**Instructions for the task**
Select every line containing the word "high" from the material, and copy those lines.
────────────────
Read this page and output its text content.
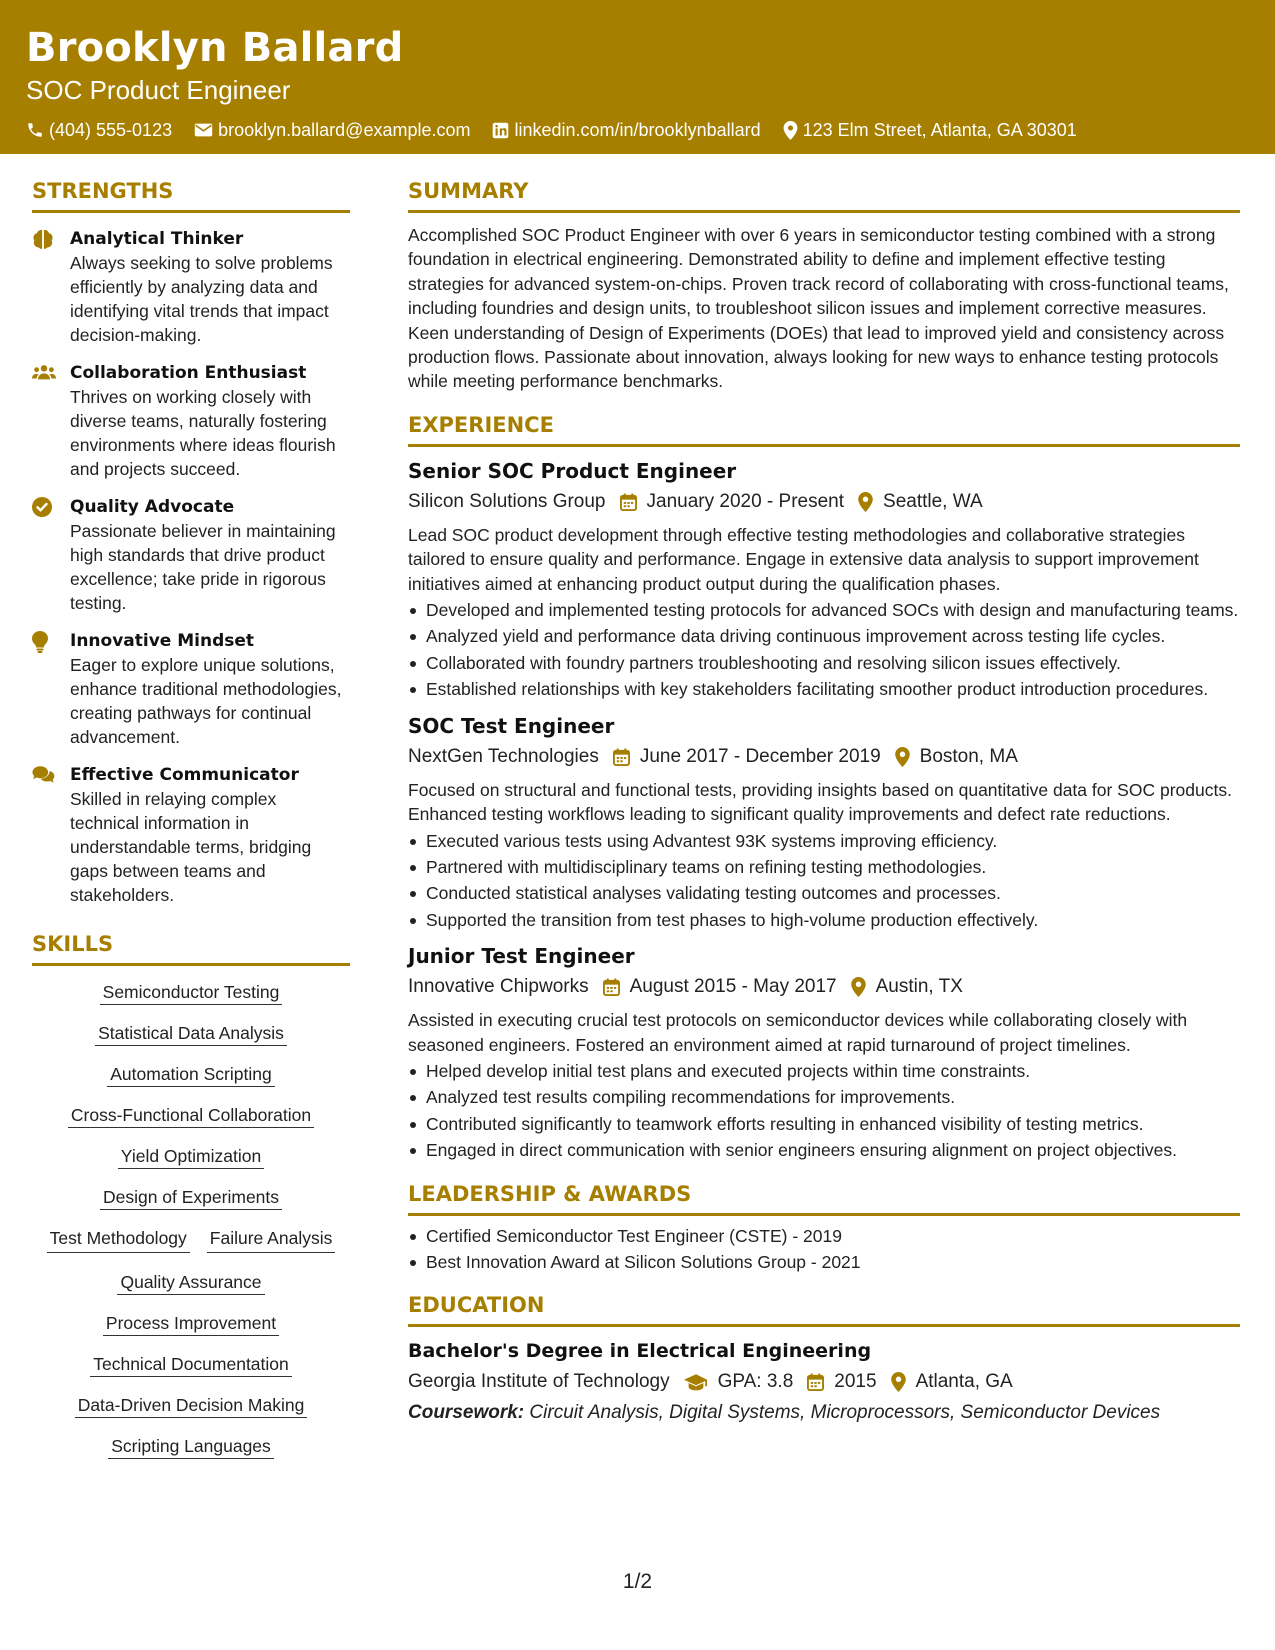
Brooklyn Ballard
SOC Product Engineer
(404) 555-0123	brooklyn.ballard@example.com linkedin.com/in/brooklynballard 123 Elm Street, Atlanta, GA 30301
STRENGTHS
Analytical Thinker
Always seeking to solve problems efficiently by analyzing data and identifying vital trends that impact decision-making.
Collaboration Enthusiast
Thrives on working closely with diverse teams, naturally fostering environments where ideas flourish and projects succeed.
Quality Advocate
Passionate believer in maintaining high standards that drive product excellence; take pride in rigorous testing.
Innovative Mindset
Eager to explore unique solutions, enhance traditional methodologies, creating pathways for continual advancement.
Effective Communicator
Skilled in relaying complex technical information in understandable terms, bridging gaps between teams and stakeholders.
SKILLS
Semiconductor Testing
Statistical Data Analysis
Automation Scripting
Cross-Functional Collaboration
Yield Optimization
Design of Experiments
Test Methodology Failure Analysis
Quality Assurance
Process Improvement
Technical Documentation
Data-Driven Decision Making
Scripting Languages
SUMMARY
Accomplished SOC Product Engineer with over 6 years in semiconductor testing combined with a strong foundation in electrical engineering. Demonstrated ability to define and implement effective testing strategies for advanced system-on-chips. Proven track record of collaborating with cross-functional teams, including foundries and design units, to troubleshoot silicon issues and implement corrective measures. Keen understanding of Design of Experiments (DOEs) that lead to improved yield and consistency across production flows. Passionate about innovation, always looking for new ways to enhance testing protocols while meeting performance benchmarks.
EXPERIENCE
Senior SOC Product Engineer
Silicon Solutions Group January 2020 - Present Seattle, WA
Lead SOC product development through effective testing methodologies and collaborative strategies tailored to ensure quality and performance. Engage in extensive data analysis to support improvement initiatives aimed at enhancing product output during the qualification phases.
Developed and implemented testing protocols for advanced SOCs with design and manufacturing teams.
Analyzed yield and performance data driving continuous improvement across testing life cycles.
Collaborated with foundry partners troubleshooting and resolving silicon issues effectively.
Established relationships with key stakeholders facilitating smoother product introduction procedures.
SOC Test Engineer
NextGen Technologies June 2017 - December 2019 Boston, MA
Focused on structural and functional tests, providing insights based on quantitative data for SOC products. Enhanced testing workflows leading to significant quality improvements and defect rate reductions.
Executed various tests using Advantest 93K systems improving efficiency.
Partnered with multidisciplinary teams on refining testing methodologies.
Conducted statistical analyses validating testing outcomes and processes.
Supported the transition from test phases to high-volume production effectively.
Junior Test Engineer
Innovative Chipworks August 2015 - May 2017 Austin, TX
Assisted in executing crucial test protocols on semiconductor devices while collaborating closely with seasoned engineers. Fostered an environment aimed at rapid turnaround of project timelines.
Helped develop initial test plans and executed projects within time constraints.
Analyzed test results compiling recommendations for improvements.
Contributed significantly to teamwork efforts resulting in enhanced visibility of testing metrics.
Engaged in direct communication with senior engineers ensuring alignment on project objectives.
LEADERSHIP & AWARDS
Certified Semiconductor Test Engineer (CSTE) - 2019
Best Innovation Award at Silicon Solutions Group - 2021
EDUCATION
Bachelor's Degree in Electrical Engineering
Georgia Institute of Technology	GPA: 3.8 2015 Atlanta, GA
Coursework: Circuit Analysis, Digital Systems, Microprocessors, Semiconductor Devices
1/2
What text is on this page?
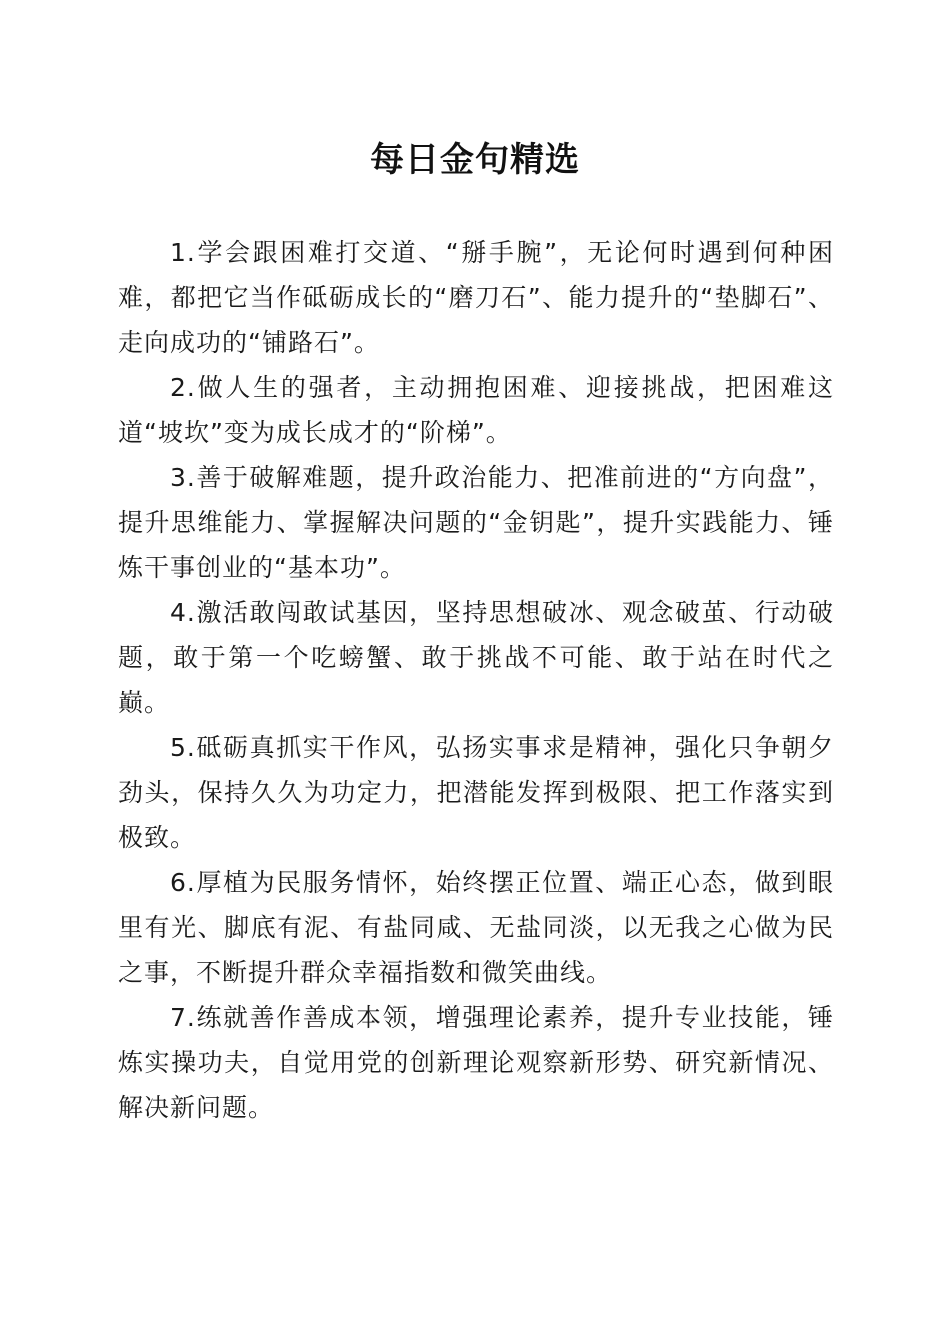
每日金句精选

1.学会跟困难打交道、“掰手腕”，无论何时遇到何种困难，都把它当作砥砺成长的“磨刀石”、能力提升的“垫脚石”、走向成功的“铺路石”。

2.做人生的强者，主动拥抱困难、迎接挑战，把困难这道“坡坎”变为成长成才的“阶梯”。

3.善于破解难题，提升政治能力、把准前进的“方向盘”，提升思维能力、掌握解决问题的“金钥匙”，提升实践能力、锤炼干事创业的“基本功”。

4.激活敢闯敢试基因，坚持思想破冰、观念破茧、行动破题，敢于第一个吃螃蟹、敢于挑战不可能、敢于站在时代之巅。

5.砥砺真抓实干作风，弘扬实事求是精神，强化只争朝夕劲头，保持久久为功定力，把潜能发挥到极限、把工作落实到极致。

6.厚植为民服务情怀，始终摆正位置、端正心态，做到眼里有光、脚底有泥、有盐同咸、无盐同淡，以无我之心做为民之事，不断提升群众幸福指数和微笑曲线。

7.练就善作善成本领，增强理论素养，提升专业技能，锤炼实操功夫，自觉用党的创新理论观察新形势、研究新情况、解决新问题。
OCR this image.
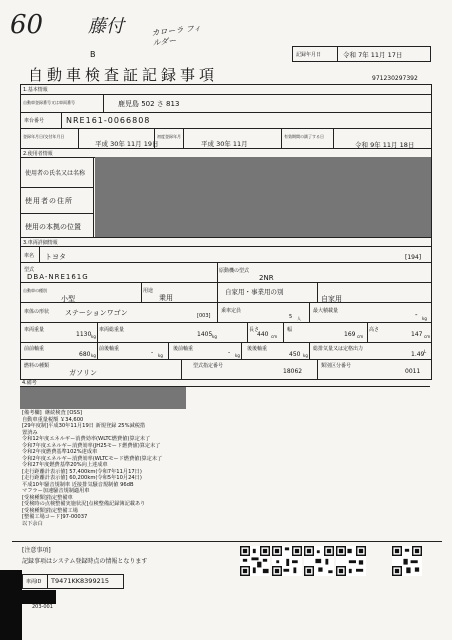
60 藤付	カローラ フィルダー
B	記録年月日	令和 7年 11月 17日
自動車検査証記録事項	971230297392
1.基本情報
自動車登録番号又は車両番号	鹿児島 502 さ 813
車台番号	NRE161-0066808
登録年月日/交付年月日
平成 30年 11月 19日
初度登録年月
平成 30年 11月
有効期間の満了する日
令和 9年 11月 18日
2.使用者情報
使用者の氏名又は名称
使用者の住所
使用の本拠の位置
3.車両詳細情報
車名 トヨタ	[194]
型式
DBA-NRE161G
原動機の型式
2NR
自動車の種別
小型
用途
乗用
自家用・事業用の別
自家用
車体の形状 ステーションワゴン	[003]
乗車定員
5 人
最大積載量	- kg
車両重量
1130 kg
車両総重量
1405 kg
長さ
440 cm
幅
169 cm
高さ
147 cm
前前軸重
680 kg
前後軸重	- kg
後前軸重	- kg
後後軸重
450 kg
総排気量又は定格出力
1.49 L
燃料の種類
ガソリン
型式指定番号
18062
類別区分番号
0011
4.備考
[備考欄]  継続検査 [OSS]
自動車重量税額 ￥34,600
[29年度制]平成30年11月19日 新規登録 25%減税措
置済み
令和12年度エネルギー消費効率(WLTC燃費値)算定未了
令和7年度エネルギー消費効率(JH25モード燃費値)算定未了
令和2年度燃費基準102%達成車
令和2年度エネルギー消費効率(WLTCモード燃費値)算定未了
令和27年度燃費基準20%向上達成車
[走行距離計表示値] 57,400km(令和7年11月17日)
[走行距離計表示値] 60,200km(令和5年10月24日)
平成10年騒音規制車 近接排気騒音規制値 96dB
マフラー加速騒音規制適用車
[受検種類]指定整備車
[受検時の点検整備実施状況]点検整備記録簿記載あり
[受検種類]指定整備工場
[整備工場コード]97-00037
以下余白
[注意事項]
記録事項はシステム登録時点の情報となります
車両ID T9471KK8399215
203-001
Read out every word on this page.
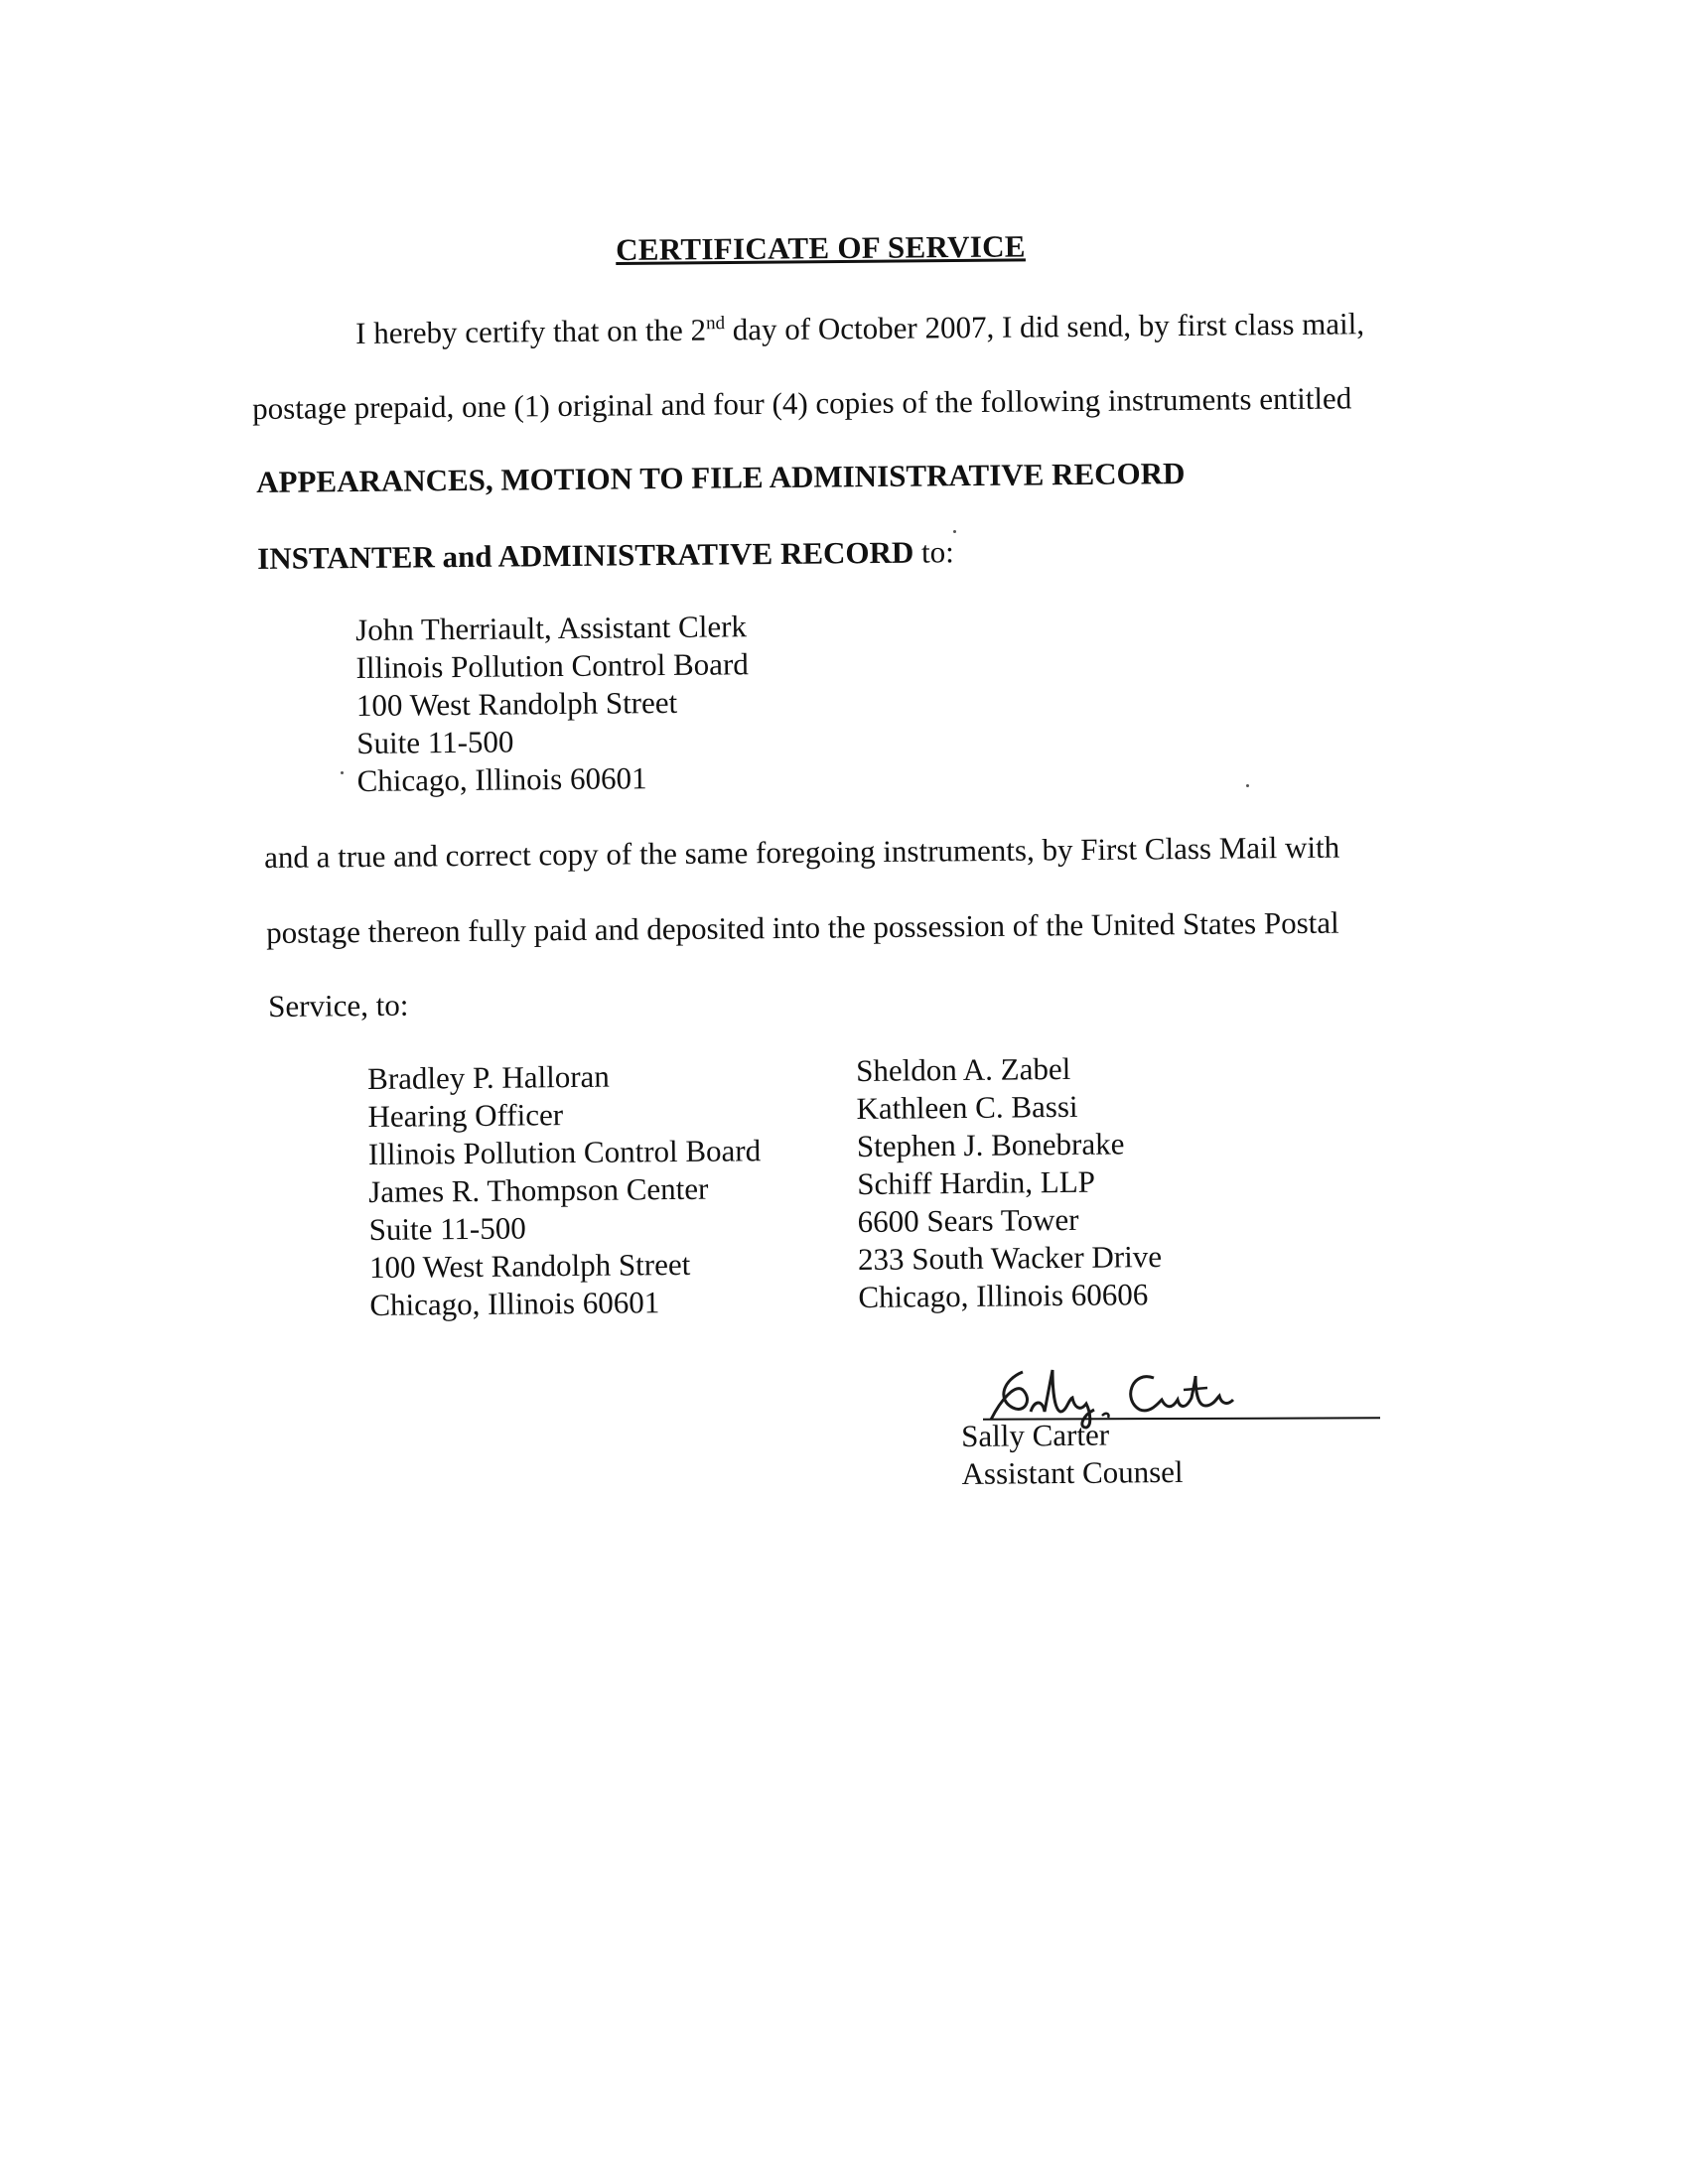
CERTIFICATE OF SERVICE
I hereby certify that on the 2nd day of October 2007, I did send, by first class mail,
postage prepaid, one (1) original and four (4) copies of the following instruments entitled
APPEARANCES, MOTION TO FILE ADMINISTRATIVE RECORD
INSTANTER and ADMINISTRATIVE RECORD to:
John Therriault, Assistant Clerk
Illinois Pollution Control Board
100 West Randolph Street
Suite 11-500
Chicago, Illinois 60601
and a true and correct copy of the same foregoing instruments, by First Class Mail with
postage thereon fully paid and deposited into the possession of the United States Postal
Service, to:
Bradley P. Halloran
Hearing Officer
Illinois Pollution Control Board
James R. Thompson Center
Suite 11-500
100 West Randolph Street
Chicago, Illinois 60601
Sheldon A. Zabel
Kathleen C. Bassi
Stephen J. Bonebrake
Schiff Hardin, LLP
6600 Sears Tower
233 South Wacker Drive
Chicago, Illinois 60606
Sally Carter
Assistant Counsel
────────────────
**Reply**
Passionate believer in maintaining high standards that drive product excellence; take pride in rigorous testing.
Supported the transition from test phases to high-volume production effectively.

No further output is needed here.